(Records)
>> begin
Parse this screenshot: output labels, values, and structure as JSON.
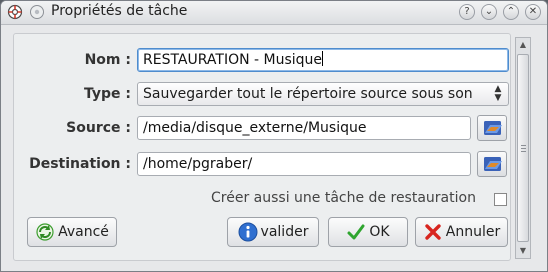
{
  "window": {
    "title": "Propriétés de tâche",
    "buttons": {
      "help": "?",
      "shade": "⌄",
      "maximize": "⌃",
      "close": "✕"
    }
  },
  "form": {
    "name_label": "Nom :",
    "name_value": "RESTAURATION - Musique",
    "type_label": "Type :",
    "type_value": "Sauvegarder tout le répertoire source sous son",
    "source_label": "Source :",
    "source_value": "/media/disque_externe/Musique",
    "destination_label": "Destination :",
    "destination_value": "/home/pgraber/",
    "restore_checkbox_label": "Créer aussi une tâche de restauration",
    "restore_checked": false
  },
  "actions": {
    "advanced": "Avancé",
    "validate": "valider",
    "ok": "OK",
    "cancel": "Annuler"
  },
  "colors": {
    "window_bg": "#e7e8ea",
    "focus_border": "#4f8ccd",
    "ok_check": "#2fa52f",
    "cancel_x": "#d8251f",
    "info_blue": "#2f6fd0"
  },
  "icons": {
    "app": "app-lifebuoy-icon",
    "menu": "window-menu-icon",
    "browse": "folder-browse-icon",
    "advanced": "refresh-arrows-icon",
    "validate": "info-icon",
    "ok": "checkmark-icon",
    "cancel": "x-mark-icon"
  }
}
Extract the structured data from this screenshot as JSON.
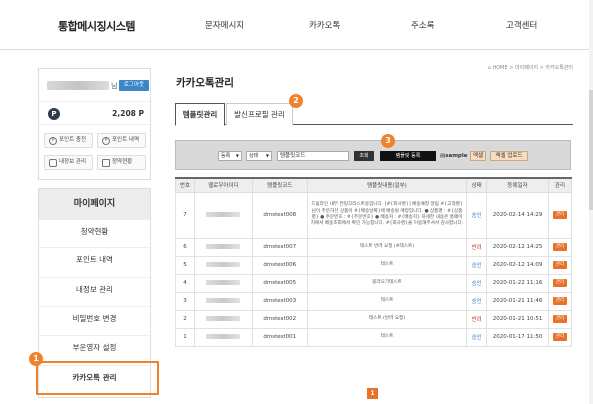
{
  "header": {
    "logo": "통합메시징시스템",
    "nav": [
      "문자메시지",
      "카카오톡",
      "주소록",
      "고객센터"
    ]
  },
  "user": {
    "name_suffix": "님",
    "logout_label": "로그아웃",
    "points": "2,208 P",
    "point_symbol": "P",
    "quick": [
      {
        "label": "포인트 충전",
        "icon": "P"
      },
      {
        "label": "포인트 내역",
        "icon": "P"
      },
      {
        "label": "내정보 관리",
        "icon": "user"
      },
      {
        "label": "청약현황",
        "icon": "doc"
      }
    ]
  },
  "sidebar": {
    "title": "마이페이지",
    "items": [
      "청약현황",
      "포인트 내역",
      "내정보 관리",
      "비밀번호 변경",
      "부운영자 설정",
      "카카오톡 관리"
    ]
  },
  "breadcrumb": "⌂  HOME > 마이페이지 > 카카오톡관리",
  "page_title": "카카오톡관리",
  "tabs": [
    "템플릿관리",
    "발신프로필 관리"
  ],
  "toolbar": {
    "select_status": "등록",
    "select_state": "상태",
    "search_value": "템플릿코드",
    "search_button": "조회",
    "register_button": "템플릿 등록",
    "sample_label": "sample",
    "excel_label": "엑셀",
    "excel_upload": "엑셀 업로드"
  },
  "badges": {
    "b1": "1",
    "b2": "2",
    "b3": "3"
  },
  "table": {
    "headers": [
      "번호",
      "옐로우아이디",
      "템플릿코드",
      "템플릿내용(일부)",
      "상태",
      "등록일자",
      "관리"
    ],
    "rows": [
      {
        "no": "7",
        "code": "dmstest008",
        "content": "드림라인 내부 컨팅크리스트용입니다. [#{회사명}] 배송예정 알림 #{고객명}님이 주문하신 상품이 #{배송날짜}에 배송될 예정입니다. ● 상품명 : #{상품명} ● 주문번호 : #{주문번호} ● 배송지 : #{배송지} 자세한 내용은 홈페이지에서 배송조회에서 확인 가능합니다. #{회사명}을 이용해주셔서 감사합니다.",
        "state": "승인",
        "date": "2020-02-14 14:29",
        "manage": "관리"
      },
      {
        "no": "6",
        "code": "dmstest007",
        "content": "테스트 반려 요청 (#테스트)",
        "state": "반려",
        "date": "2020-02-12 14:25",
        "manage": "관리"
      },
      {
        "no": "5",
        "code": "dmstest006",
        "content": "테스트",
        "state": "승인",
        "date": "2020-02-12 14:09",
        "manage": "관리"
      },
      {
        "no": "4",
        "code": "dmstest005",
        "content": "블라오기테스트",
        "state": "승인",
        "date": "2020-01-22 11:16",
        "manage": "관리"
      },
      {
        "no": "3",
        "code": "dmstest003",
        "content": "테스트",
        "state": "승인",
        "date": "2020-01-21 11:46",
        "manage": "관리"
      },
      {
        "no": "2",
        "code": "dmstest002",
        "content": "테스트 (반려 요청)",
        "state": "반려",
        "date": "2020-01-21 10:51",
        "manage": "관리"
      },
      {
        "no": "1",
        "code": "dmstest001",
        "content": "테스트",
        "state": "승인",
        "date": "2020-01-17 11:50",
        "manage": "관리"
      }
    ]
  },
  "pagination": {
    "current": "1"
  },
  "colors": {
    "accent": "#f0822c",
    "manage": "#e8722a",
    "logout": "#3b86c6",
    "approved": "#3d78c2",
    "rejected": "#d0312d"
  }
}
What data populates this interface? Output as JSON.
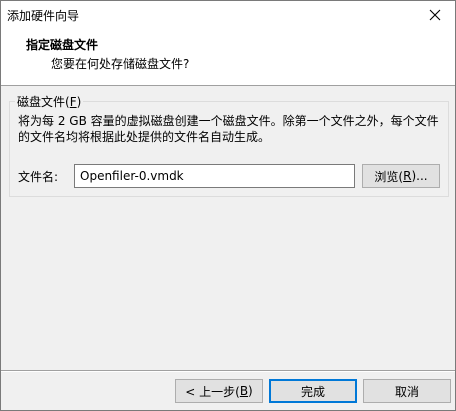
{
  "window": {
    "title": "添加硬件向导"
  },
  "header": {
    "title": "指定磁盘文件",
    "subtitle": "您要在何处存储磁盘文件?"
  },
  "group": {
    "legend_text": "磁盘文件(",
    "legend_mnemonic": "F",
    "legend_end": ")",
    "description": "将为每 2 GB 容量的虚拟磁盘创建一个磁盘文件。除第一个文件之外，每个文件的文件名均将根据此处提供的文件名自动生成。"
  },
  "file_name": {
    "label": "文件名:",
    "value": "Openfiler-0.vmdk"
  },
  "buttons": {
    "browse_text": "浏览(",
    "browse_mnemonic": "R",
    "browse_end": ")...",
    "back_text": "< 上一步(",
    "back_mnemonic": "B",
    "back_end": ")",
    "finish": "完成",
    "cancel": "取消"
  },
  "colors": {
    "dialog_bg": "#f0f0f0",
    "header_bg": "#ffffff",
    "button_bg": "#e1e1e1",
    "default_button_border": "#0078d7"
  }
}
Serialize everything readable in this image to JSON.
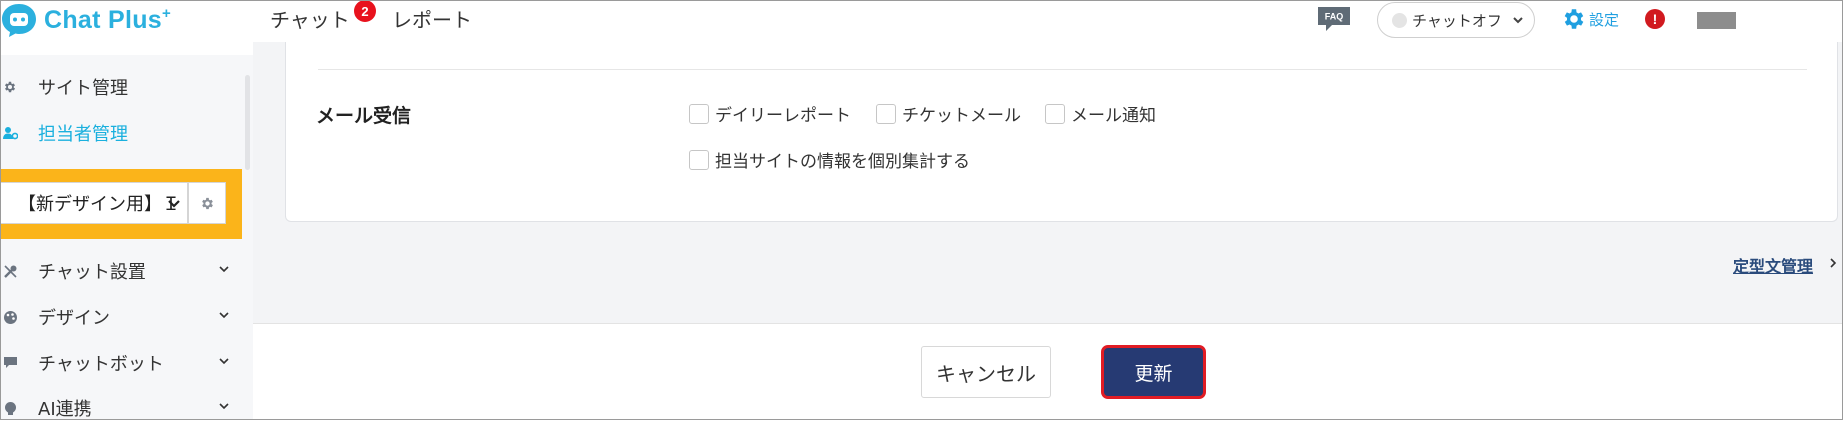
{
  "app": {
    "logo_text": "Chat Plus",
    "logo_sup": "+"
  },
  "header": {
    "nav": [
      {
        "label": "チャット",
        "badge": "2"
      },
      {
        "label": "レポート"
      }
    ],
    "faq_label": "FAQ",
    "status_label": "チャットオフ",
    "settings_label": "設定",
    "alert_label": "!"
  },
  "sidebar": {
    "items": [
      {
        "label": "サイト管理",
        "icon": "gear-icon"
      },
      {
        "label": "担当者管理",
        "icon": "user-gear-icon",
        "active": true
      }
    ],
    "site_select_value": "【新デザイン用】Ｉ",
    "menu": [
      {
        "label": "チャット設置",
        "icon": "tools-icon"
      },
      {
        "label": "デザイン",
        "icon": "palette-icon"
      },
      {
        "label": "チャットボット",
        "icon": "chat-icon"
      },
      {
        "label": "AI連携",
        "icon": "ai-icon"
      }
    ]
  },
  "main": {
    "mail_section": {
      "label": "メール受信",
      "options": [
        {
          "label": "デイリーレポート",
          "checked": false
        },
        {
          "label": "チケットメール",
          "checked": false
        },
        {
          "label": "メール通知",
          "checked": false
        },
        {
          "label": "担当サイトの情報を個別集計する",
          "checked": false
        }
      ]
    },
    "template_link": "定型文管理",
    "cancel_label": "キャンセル",
    "update_label": "更新"
  },
  "colors": {
    "brand": "#2bb0de",
    "active": "#1ab0de",
    "highlight": "#fbb41a",
    "primary_button": "#263a73",
    "alert": "#e11c24"
  }
}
>> end
**Exercise instructions:**
Using the listing above, list every line in which the string "validate" occurs.

**Solution:**
    "validate": "valider",
    "validate": "info-icon",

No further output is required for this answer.